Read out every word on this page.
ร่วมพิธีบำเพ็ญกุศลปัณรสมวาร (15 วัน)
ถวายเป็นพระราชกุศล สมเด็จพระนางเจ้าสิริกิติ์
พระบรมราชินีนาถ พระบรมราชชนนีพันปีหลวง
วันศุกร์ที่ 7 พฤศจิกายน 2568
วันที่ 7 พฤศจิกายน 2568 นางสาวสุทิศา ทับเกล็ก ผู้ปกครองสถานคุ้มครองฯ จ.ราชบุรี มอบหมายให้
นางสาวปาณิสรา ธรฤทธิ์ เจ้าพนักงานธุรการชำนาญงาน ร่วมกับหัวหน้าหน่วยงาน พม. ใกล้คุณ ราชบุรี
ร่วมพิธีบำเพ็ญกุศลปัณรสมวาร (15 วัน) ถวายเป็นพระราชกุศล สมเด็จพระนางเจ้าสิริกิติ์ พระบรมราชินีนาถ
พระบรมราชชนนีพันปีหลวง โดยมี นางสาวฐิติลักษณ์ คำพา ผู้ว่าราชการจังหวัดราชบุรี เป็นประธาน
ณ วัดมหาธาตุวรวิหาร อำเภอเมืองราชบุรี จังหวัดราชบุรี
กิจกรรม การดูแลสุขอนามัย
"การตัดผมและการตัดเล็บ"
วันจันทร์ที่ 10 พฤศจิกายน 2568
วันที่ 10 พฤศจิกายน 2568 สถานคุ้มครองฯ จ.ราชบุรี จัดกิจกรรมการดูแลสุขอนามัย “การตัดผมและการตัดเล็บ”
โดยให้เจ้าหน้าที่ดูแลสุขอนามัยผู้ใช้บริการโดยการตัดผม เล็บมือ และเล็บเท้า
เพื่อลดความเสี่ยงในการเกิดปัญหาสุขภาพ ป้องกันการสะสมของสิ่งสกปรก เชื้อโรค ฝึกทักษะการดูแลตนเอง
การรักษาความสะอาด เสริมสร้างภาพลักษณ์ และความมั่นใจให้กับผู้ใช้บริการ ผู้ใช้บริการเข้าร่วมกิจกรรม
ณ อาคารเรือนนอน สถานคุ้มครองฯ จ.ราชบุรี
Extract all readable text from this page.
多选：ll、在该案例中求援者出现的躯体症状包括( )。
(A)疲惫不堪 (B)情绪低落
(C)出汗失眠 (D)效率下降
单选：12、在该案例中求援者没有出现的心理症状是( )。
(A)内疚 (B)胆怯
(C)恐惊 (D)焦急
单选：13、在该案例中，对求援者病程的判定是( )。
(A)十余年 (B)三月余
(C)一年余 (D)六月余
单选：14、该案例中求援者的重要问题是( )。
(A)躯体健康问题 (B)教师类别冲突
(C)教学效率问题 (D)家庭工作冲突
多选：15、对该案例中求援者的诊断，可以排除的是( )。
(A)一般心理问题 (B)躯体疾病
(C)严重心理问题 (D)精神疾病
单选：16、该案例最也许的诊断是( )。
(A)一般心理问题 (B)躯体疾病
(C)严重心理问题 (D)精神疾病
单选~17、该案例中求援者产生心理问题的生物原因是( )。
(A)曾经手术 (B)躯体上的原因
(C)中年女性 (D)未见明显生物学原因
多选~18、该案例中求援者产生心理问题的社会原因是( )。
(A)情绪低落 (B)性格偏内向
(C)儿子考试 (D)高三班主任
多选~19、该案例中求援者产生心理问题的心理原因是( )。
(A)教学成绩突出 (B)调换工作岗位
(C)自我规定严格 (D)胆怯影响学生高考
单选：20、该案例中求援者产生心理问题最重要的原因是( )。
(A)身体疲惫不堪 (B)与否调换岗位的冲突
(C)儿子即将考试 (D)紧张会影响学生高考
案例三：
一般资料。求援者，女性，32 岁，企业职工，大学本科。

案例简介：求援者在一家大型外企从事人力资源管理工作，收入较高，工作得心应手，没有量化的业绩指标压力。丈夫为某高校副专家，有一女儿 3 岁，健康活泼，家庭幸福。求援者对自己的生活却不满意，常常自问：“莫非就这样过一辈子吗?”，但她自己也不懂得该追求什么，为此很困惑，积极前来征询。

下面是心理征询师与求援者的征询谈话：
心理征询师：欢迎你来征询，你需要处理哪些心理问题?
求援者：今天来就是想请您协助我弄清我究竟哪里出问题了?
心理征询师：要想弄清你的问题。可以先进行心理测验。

____________

> [What is asked] Copy out all of the records above with nothing altered.

> [Solution to the exercise]
Read out every word on this page.
ร่วมพิธีบำเพ็ญกุศลปัณรสมวาร (15 วัน)
ถวายเป็นพระราชกุศล สมเด็จพระนางเจ้าสิริกิติ์
พระบรมราชินีนาถ พระบรมราชชนนีพันปีหลวง
วันศุกร์ที่ 7 พฤศจิกายน 2568
วันที่ 7 พฤศจิกายน 2568 นางสาวสุทิศา ทับเกล็ก ผู้ปกครองสถานคุ้มครองฯ จ.ราชบุรี มอบหมายให้
นางสาวปาณิสรา ธรฤทธิ์ เจ้าพนักงานธุรการชำนาญงาน ร่วมกับหัวหน้าหน่วยงาน พม. ใกล้คุณ ราชบุรี
ร่วมพิธีบำเพ็ญกุศลปัณรสมวาร (15 วัน) ถวายเป็นพระราชกุศล สมเด็จพระนางเจ้าสิริกิติ์ พระบรมราชินีนาถ
พระบรมราชชนนีพันปีหลวง โดยมี นางสาวฐิติลักษณ์ คำพา ผู้ว่าราชการจังหวัดราชบุรี เป็นประธาน
ณ วัดมหาธาตุวรวิหาร อำเภอเมืองราชบุรี จังหวัดราชบุรี
กิจกรรม การดูแลสุขอนามัย
"การตัดผมและการตัดเล็บ"
วันจันทร์ที่ 10 พฤศจิกายน 2568
วันที่ 10 พฤศจิกายน 2568 สถานคุ้มครองฯ จ.ราชบุรี จัดกิจกรรมการดูแลสุขอนามัย “การตัดผมและการตัดเล็บ”
โดยให้เจ้าหน้าที่ดูแลสุขอนามัยผู้ใช้บริการโดยการตัดผม เล็บมือ และเล็บเท้า
เพื่อลดความเสี่ยงในการเกิดปัญหาสุขภาพ ป้องกันการสะสมของสิ่งสกปรก เชื้อโรค ฝึกทักษะการดูแลตนเอง
การรักษาความสะอาด เสริมสร้างภาพลักษณ์ และความมั่นใจให้กับผู้ใช้บริการ ผู้ใช้บริการเข้าร่วมกิจกรรม
ณ อาคารเรือนนอน สถานคุ้มครองฯ จ.ราชบุรี
Extract all readable text from this page.
多选：ll、在该案例中求援者出现的躯体症状包括( )。
(A)疲惫不堪 (B)情绪低落
(C)出汗失眠 (D)效率下降
单选：12、在该案例中求援者没有出现的心理症状是( )。
(A)内疚 (B)胆怯
(C)恐惊 (D)焦急
单选：13、在该案例中，对求援者病程的判定是( )。
(A)十余年 (B)三月余
(C)一年余 (D)六月余
单选：14、该案例中求援者的重要问题是( )。
(A)躯体健康问题 (B)教师类别冲突
(C)教学效率问题 (D)家庭工作冲突
多选：15、对该案例中求援者的诊断，可以排除的是( )。
(A)一般心理问题 (B)躯体疾病
(C)严重心理问题 (D)精神疾病
单选：16、该案例最也许的诊断是( )。
(A)一般心理问题 (B)躯体疾病
(C)严重心理问题 (D)精神疾病
单选~17、该案例中求援者产生心理问题的生物原因是( )。
(A)曾经手术 (B)躯体上的原因
(C)中年女性 (D)未见明显生物学原因
多选~18、该案例中求援者产生心理问题的社会原因是( )。
(A)情绪低落 (B)性格偏内向
(C)儿子考试 (D)高三班主任
多选~19、该案例中求援者产生心理问题的心理原因是( )。
(A)教学成绩突出 (B)调换工作岗位
(C)自我规定严格 (D)胆怯影响学生高考
单选：20、该案例中求援者产生心理问题最重要的原因是( )。
(A)身体疲惫不堪 (B)与否调换岗位的冲突
(C)儿子即将考试 (D)紧张会影响学生高考
案例三：
一般资料。求援者，女性，32 岁，企业职工，大学本科。

案例简介：求援者在一家大型外企从事人力资源管理工作，收入较高，工作得心应手，没有量化的业绩指标压力。丈夫为某高校副专家，有一女儿 3 岁，健康活泼，家庭幸福。求援者对自己的生活却不满意，常常自问：“莫非就这样过一辈子吗?”，但她自己也不懂得该追求什么，为此很困惑，积极前来征询。

下面是心理征询师与求援者的征询谈话：
心理征询师：欢迎你来征询，你需要处理哪些心理问题?
求援者：今天来就是想请您协助我弄清我究竟哪里出问题了?
心理征询师：要想弄清你的问题。可以先进行心理测验。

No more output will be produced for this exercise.